■ **EXERCISE OBJECTIVE**
Write out only the tail of the records, beginning at the line containing "Output a JSON" and including the last line, exactly as written.
** start of THE RECORDS **
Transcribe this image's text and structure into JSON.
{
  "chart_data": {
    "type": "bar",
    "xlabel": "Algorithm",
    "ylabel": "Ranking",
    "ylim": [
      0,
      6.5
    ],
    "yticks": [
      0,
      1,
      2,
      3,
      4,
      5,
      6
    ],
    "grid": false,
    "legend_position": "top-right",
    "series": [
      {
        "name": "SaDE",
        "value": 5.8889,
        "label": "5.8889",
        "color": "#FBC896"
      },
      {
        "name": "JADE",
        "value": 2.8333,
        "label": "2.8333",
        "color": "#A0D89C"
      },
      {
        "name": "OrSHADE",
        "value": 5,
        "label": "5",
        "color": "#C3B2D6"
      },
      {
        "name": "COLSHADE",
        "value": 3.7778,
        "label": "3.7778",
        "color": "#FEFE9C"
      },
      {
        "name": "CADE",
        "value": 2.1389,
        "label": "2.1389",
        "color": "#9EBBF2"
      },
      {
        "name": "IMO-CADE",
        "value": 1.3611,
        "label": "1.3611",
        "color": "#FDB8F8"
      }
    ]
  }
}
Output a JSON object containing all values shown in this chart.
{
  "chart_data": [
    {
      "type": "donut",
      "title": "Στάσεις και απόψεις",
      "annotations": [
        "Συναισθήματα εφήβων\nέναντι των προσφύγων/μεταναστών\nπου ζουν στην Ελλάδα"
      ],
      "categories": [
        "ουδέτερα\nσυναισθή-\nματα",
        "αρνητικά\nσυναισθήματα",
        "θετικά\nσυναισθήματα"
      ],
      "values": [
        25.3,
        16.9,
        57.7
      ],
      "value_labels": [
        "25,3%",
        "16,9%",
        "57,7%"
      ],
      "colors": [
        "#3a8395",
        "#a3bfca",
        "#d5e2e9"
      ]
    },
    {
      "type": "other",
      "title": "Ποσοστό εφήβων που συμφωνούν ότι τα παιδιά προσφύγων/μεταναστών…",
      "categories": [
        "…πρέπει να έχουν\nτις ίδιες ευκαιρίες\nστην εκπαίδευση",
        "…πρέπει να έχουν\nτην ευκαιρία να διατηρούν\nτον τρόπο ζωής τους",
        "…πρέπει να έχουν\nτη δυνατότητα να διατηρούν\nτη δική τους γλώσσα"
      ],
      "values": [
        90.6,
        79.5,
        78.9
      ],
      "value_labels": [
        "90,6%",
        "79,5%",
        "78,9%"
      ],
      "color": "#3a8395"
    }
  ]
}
** end of THE RECORDS **
■ **THE RESULT**
Output a JSON object containing all values shown in this chart.
{
  "chart_data": [
    {
      "type": "donut",
      "title": "Στάσεις και απόψεις",
      "annotations": [
        "Συναισθήματα εφήβων\nέναντι των προσφύγων/μεταναστών\nπου ζουν στην Ελλάδα"
      ],
      "categories": [
        "ουδέτερα\nσυναισθή-\nματα",
        "αρνητικά\nσυναισθήματα",
        "θετικά\nσυναισθήματα"
      ],
      "values": [
        25.3,
        16.9,
        57.7
      ],
      "value_labels": [
        "25,3%",
        "16,9%",
        "57,7%"
      ],
      "colors": [
        "#3a8395",
        "#a3bfca",
        "#d5e2e9"
      ]
    },
    {
      "type": "other",
      "title": "Ποσοστό εφήβων που συμφωνούν ότι τα παιδιά προσφύγων/μεταναστών…",
      "categories": [
        "…πρέπει να έχουν\nτις ίδιες ευκαιρίες\nστην εκπαίδευση",
        "…πρέπει να έχουν\nτην ευκαιρία να διατηρούν\nτον τρόπο ζωής τους",
        "…πρέπει να έχουν\nτη δυνατότητα να διατηρούν\nτη δική τους γλώσσα"
      ],
      "values": [
        90.6,
        79.5,
        78.9
      ],
      "value_labels": [
        "90,6%",
        "79,5%",
        "78,9%"
      ],
      "color": "#3a8395"
    }
  ]
}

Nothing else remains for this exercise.